[Stored data entries]
** Start **

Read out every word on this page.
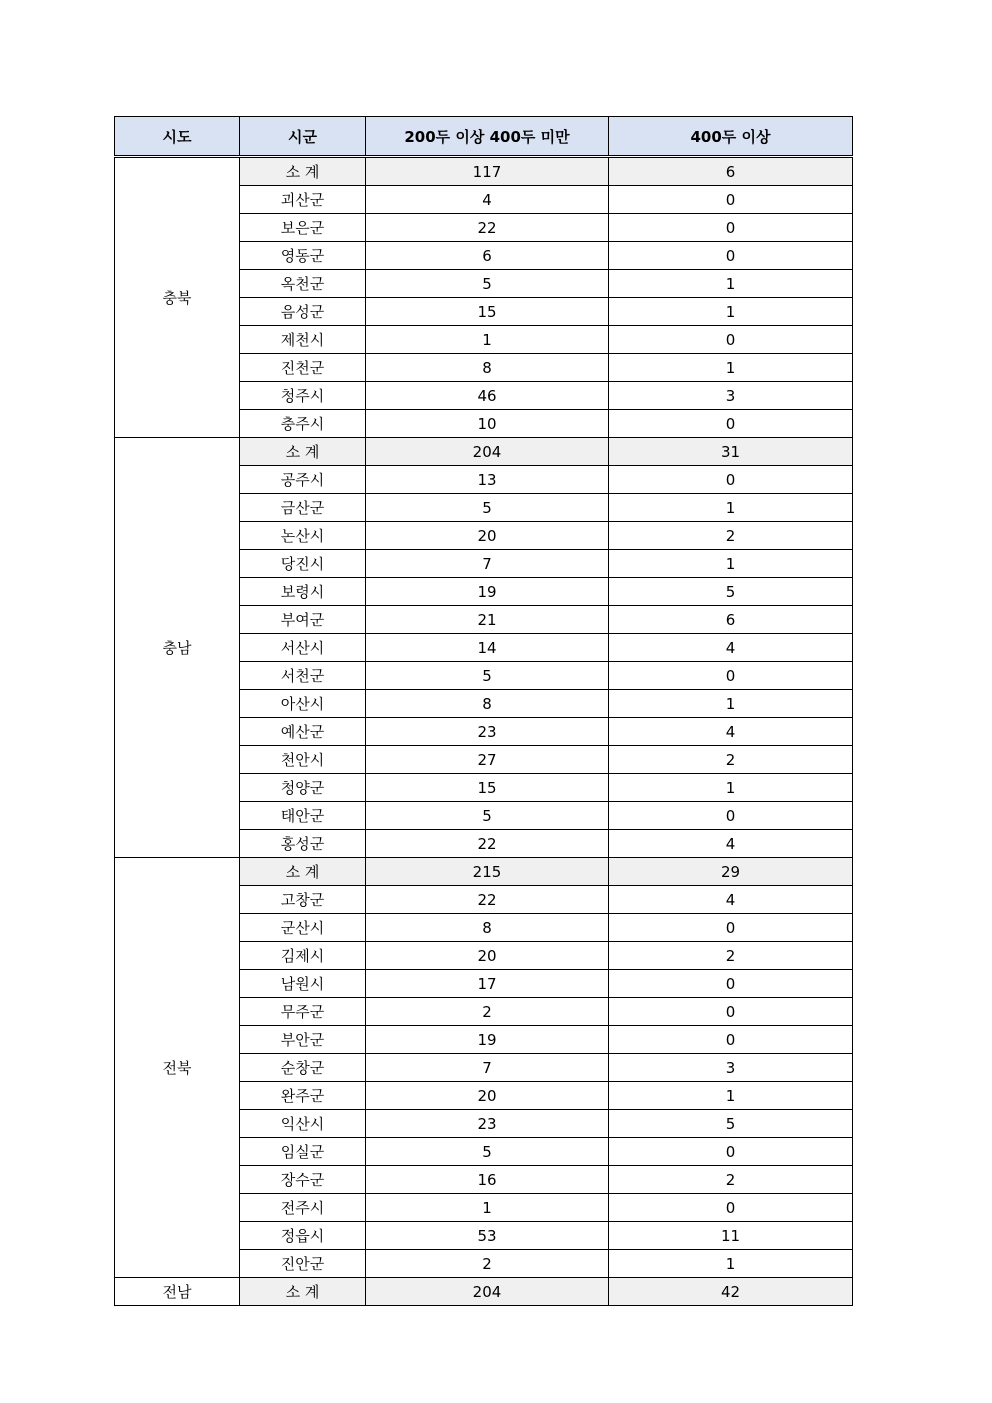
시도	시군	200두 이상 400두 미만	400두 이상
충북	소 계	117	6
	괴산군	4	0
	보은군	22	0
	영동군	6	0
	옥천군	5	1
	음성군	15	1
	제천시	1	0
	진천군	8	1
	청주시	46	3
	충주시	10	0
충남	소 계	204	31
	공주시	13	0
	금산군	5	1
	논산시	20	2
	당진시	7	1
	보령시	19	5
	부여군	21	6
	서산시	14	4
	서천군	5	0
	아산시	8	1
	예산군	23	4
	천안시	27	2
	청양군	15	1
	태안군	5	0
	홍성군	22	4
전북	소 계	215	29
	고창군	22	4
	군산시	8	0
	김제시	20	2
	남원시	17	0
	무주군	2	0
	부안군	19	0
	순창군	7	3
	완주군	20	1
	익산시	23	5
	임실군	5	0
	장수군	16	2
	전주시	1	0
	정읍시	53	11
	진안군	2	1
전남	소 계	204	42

** End **
** Start **

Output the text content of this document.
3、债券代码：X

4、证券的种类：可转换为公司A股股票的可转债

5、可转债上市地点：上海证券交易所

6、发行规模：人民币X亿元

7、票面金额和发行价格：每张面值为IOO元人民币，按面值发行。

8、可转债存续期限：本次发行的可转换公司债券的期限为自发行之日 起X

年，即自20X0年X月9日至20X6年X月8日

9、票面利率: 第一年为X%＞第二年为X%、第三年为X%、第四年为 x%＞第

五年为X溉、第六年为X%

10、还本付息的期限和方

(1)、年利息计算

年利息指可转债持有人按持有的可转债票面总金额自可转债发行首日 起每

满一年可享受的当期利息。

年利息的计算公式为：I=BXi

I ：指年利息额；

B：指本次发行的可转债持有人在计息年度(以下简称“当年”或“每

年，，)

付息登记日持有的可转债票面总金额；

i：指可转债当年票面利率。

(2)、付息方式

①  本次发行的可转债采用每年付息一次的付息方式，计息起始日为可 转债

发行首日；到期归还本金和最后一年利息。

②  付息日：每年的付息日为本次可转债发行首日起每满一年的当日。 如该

** End **

▶ Short problem
Copy out every line of the material above that mentions the word "this".

▶ Exercise response
Read out every word on this page.
Output the text content of this document.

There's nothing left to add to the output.